• Required work
Copy each line with the word "ylabel" in it.
· · ·
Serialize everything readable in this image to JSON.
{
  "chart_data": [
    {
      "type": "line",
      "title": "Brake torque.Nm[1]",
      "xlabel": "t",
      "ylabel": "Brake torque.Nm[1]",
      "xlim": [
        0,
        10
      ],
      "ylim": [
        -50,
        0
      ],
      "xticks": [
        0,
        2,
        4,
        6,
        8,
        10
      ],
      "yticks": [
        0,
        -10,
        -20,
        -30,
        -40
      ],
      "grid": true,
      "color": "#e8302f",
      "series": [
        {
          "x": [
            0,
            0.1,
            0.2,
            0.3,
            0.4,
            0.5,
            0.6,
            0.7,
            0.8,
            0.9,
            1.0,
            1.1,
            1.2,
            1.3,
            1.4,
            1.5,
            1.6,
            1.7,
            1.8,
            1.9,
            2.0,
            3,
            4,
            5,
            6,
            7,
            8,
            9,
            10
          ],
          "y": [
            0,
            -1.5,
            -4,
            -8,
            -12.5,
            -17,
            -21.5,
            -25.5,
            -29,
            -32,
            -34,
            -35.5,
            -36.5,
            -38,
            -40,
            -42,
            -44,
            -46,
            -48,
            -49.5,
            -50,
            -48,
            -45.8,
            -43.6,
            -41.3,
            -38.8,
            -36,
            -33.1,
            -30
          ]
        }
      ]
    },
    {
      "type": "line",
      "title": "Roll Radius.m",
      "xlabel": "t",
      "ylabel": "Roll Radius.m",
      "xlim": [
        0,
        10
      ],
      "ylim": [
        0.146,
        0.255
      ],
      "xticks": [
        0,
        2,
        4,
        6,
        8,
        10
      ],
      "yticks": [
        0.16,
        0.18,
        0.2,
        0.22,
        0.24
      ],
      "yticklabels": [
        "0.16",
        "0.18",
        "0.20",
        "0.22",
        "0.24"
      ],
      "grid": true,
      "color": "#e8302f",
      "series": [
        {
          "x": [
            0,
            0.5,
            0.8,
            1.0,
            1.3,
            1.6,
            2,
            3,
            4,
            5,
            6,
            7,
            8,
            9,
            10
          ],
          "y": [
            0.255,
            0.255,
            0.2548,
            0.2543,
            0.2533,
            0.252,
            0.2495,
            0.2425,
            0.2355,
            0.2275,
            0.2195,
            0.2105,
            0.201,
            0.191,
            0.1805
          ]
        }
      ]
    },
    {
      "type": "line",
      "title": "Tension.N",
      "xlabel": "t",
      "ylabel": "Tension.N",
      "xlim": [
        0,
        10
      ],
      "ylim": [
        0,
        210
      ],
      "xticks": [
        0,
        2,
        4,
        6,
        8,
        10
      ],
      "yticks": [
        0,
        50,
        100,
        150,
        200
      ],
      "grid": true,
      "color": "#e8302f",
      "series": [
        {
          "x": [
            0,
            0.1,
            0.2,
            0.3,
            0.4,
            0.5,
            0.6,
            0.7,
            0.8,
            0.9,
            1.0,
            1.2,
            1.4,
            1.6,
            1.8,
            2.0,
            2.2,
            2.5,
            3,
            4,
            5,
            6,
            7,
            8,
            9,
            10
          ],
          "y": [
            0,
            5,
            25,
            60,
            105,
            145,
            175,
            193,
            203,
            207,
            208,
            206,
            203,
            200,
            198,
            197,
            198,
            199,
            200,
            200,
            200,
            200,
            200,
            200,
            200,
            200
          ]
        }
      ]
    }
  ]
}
· · ·
• Response to this task
      "ylabel": "Brake torque.Nm[1]",
      "ylabel": "Roll Radius.m",
      "ylabel": "Tension.N",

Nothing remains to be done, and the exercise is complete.